_DIRECTIONS FOR THIS TASK_
Repeat each line word for word.

_Records from a collection_
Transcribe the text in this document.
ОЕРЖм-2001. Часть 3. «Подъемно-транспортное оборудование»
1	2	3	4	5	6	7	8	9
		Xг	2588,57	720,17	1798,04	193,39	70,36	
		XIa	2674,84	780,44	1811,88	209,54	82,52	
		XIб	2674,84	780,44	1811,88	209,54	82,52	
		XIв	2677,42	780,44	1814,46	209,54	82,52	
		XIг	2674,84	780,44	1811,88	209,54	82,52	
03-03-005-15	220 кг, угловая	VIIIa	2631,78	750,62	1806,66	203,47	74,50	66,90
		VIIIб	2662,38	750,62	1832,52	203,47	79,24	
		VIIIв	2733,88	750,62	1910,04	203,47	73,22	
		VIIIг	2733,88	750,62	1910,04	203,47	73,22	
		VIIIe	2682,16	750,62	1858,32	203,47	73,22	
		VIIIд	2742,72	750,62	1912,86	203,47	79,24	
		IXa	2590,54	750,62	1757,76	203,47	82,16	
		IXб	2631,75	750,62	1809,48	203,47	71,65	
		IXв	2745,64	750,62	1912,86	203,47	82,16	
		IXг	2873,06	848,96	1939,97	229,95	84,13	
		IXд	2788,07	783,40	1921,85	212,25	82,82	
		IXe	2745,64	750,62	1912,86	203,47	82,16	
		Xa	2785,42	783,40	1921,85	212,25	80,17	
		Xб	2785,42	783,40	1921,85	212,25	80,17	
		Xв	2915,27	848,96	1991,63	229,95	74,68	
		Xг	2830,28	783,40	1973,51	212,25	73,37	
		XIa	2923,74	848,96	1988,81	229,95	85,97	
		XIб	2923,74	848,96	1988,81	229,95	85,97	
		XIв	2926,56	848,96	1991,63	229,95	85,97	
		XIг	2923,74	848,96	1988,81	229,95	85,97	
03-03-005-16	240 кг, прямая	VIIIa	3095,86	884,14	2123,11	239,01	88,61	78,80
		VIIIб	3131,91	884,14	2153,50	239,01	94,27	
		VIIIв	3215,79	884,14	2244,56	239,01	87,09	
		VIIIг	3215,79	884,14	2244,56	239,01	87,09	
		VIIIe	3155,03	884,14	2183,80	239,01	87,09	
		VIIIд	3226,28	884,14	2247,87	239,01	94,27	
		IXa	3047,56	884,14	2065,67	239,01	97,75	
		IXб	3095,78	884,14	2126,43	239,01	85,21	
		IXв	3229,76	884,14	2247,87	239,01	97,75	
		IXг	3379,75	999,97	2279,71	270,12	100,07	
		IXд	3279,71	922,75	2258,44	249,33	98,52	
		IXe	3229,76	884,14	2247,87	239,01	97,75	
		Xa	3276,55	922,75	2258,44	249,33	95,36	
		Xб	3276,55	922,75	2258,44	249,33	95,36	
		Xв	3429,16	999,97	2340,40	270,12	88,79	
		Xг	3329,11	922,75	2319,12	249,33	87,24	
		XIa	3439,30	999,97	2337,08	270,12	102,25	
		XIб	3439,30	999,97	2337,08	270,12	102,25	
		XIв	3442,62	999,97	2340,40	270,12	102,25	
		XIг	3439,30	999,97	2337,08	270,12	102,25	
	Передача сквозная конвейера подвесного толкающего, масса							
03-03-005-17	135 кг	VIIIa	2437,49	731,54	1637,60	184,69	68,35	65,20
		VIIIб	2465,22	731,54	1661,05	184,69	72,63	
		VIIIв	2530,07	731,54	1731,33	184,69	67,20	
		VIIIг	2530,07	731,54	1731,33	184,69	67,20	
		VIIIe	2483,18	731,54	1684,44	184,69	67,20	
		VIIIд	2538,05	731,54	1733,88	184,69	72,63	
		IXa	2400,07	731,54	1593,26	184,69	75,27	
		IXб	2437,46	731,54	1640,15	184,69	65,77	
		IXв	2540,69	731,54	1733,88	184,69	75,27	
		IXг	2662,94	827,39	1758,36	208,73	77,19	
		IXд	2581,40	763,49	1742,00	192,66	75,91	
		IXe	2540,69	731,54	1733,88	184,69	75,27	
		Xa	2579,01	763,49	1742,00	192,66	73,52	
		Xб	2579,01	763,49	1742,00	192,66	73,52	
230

_COMPLETED TASK_
Transcribe the text in this document.
ОЕРЖм-2001. Часть 3. «Подъемно-транспортное оборудование»
1	2	3	4	5	6	7	8	9
		Xг	2588,57	720,17	1798,04	193,39	70,36	
		XIa	2674,84	780,44	1811,88	209,54	82,52	
		XIб	2674,84	780,44	1811,88	209,54	82,52	
		XIв	2677,42	780,44	1814,46	209,54	82,52	
		XIг	2674,84	780,44	1811,88	209,54	82,52	
03-03-005-15	220 кг, угловая	VIIIa	2631,78	750,62	1806,66	203,47	74,50	66,90
		VIIIб	2662,38	750,62	1832,52	203,47	79,24	
		VIIIв	2733,88	750,62	1910,04	203,47	73,22	
		VIIIг	2733,88	750,62	1910,04	203,47	73,22	
		VIIIe	2682,16	750,62	1858,32	203,47	73,22	
		VIIIд	2742,72	750,62	1912,86	203,47	79,24	
		IXa	2590,54	750,62	1757,76	203,47	82,16	
		IXб	2631,75	750,62	1809,48	203,47	71,65	
		IXв	2745,64	750,62	1912,86	203,47	82,16	
		IXг	2873,06	848,96	1939,97	229,95	84,13	
		IXд	2788,07	783,40	1921,85	212,25	82,82	
		IXe	2745,64	750,62	1912,86	203,47	82,16	
		Xa	2785,42	783,40	1921,85	212,25	80,17	
		Xб	2785,42	783,40	1921,85	212,25	80,17	
		Xв	2915,27	848,96	1991,63	229,95	74,68	
		Xг	2830,28	783,40	1973,51	212,25	73,37	
		XIa	2923,74	848,96	1988,81	229,95	85,97	
		XIб	2923,74	848,96	1988,81	229,95	85,97	
		XIв	2926,56	848,96	1991,63	229,95	85,97	
		XIг	2923,74	848,96	1988,81	229,95	85,97	
03-03-005-16	240 кг, прямая	VIIIa	3095,86	884,14	2123,11	239,01	88,61	78,80
		VIIIб	3131,91	884,14	2153,50	239,01	94,27	
		VIIIв	3215,79	884,14	2244,56	239,01	87,09	
		VIIIг	3215,79	884,14	2244,56	239,01	87,09	
		VIIIe	3155,03	884,14	2183,80	239,01	87,09	
		VIIIд	3226,28	884,14	2247,87	239,01	94,27	
		IXa	3047,56	884,14	2065,67	239,01	97,75	
		IXб	3095,78	884,14	2126,43	239,01	85,21	
		IXв	3229,76	884,14	2247,87	239,01	97,75	
		IXг	3379,75	999,97	2279,71	270,12	100,07	
		IXд	3279,71	922,75	2258,44	249,33	98,52	
		IXe	3229,76	884,14	2247,87	239,01	97,75	
		Xa	3276,55	922,75	2258,44	249,33	95,36	
		Xб	3276,55	922,75	2258,44	249,33	95,36	
		Xв	3429,16	999,97	2340,40	270,12	88,79	
		Xг	3329,11	922,75	2319,12	249,33	87,24	
		XIa	3439,30	999,97	2337,08	270,12	102,25	
		XIб	3439,30	999,97	2337,08	270,12	102,25	
		XIв	3442,62	999,97	2340,40	270,12	102,25	
		XIг	3439,30	999,97	2337,08	270,12	102,25	
	Передача сквозная конвейера подвесного толкающего, масса							
03-03-005-17	135 кг	VIIIa	2437,49	731,54	1637,60	184,69	68,35	65,20
		VIIIб	2465,22	731,54	1661,05	184,69	72,63	
		VIIIв	2530,07	731,54	1731,33	184,69	67,20	
		VIIIг	2530,07	731,54	1731,33	184,69	67,20	
		VIIIe	2483,18	731,54	1684,44	184,69	67,20	
		VIIIд	2538,05	731,54	1733,88	184,69	72,63	
		IXa	2400,07	731,54	1593,26	184,69	75,27	
		IXб	2437,46	731,54	1640,15	184,69	65,77	
		IXв	2540,69	731,54	1733,88	184,69	75,27	
		IXг	2662,94	827,39	1758,36	208,73	77,19	
		IXд	2581,40	763,49	1742,00	192,66	75,91	
		IXe	2540,69	731,54	1733,88	184,69	75,27	
		Xa	2579,01	763,49	1742,00	192,66	73,52	
		Xб	2579,01	763,49	1742,00	192,66	73,52	
230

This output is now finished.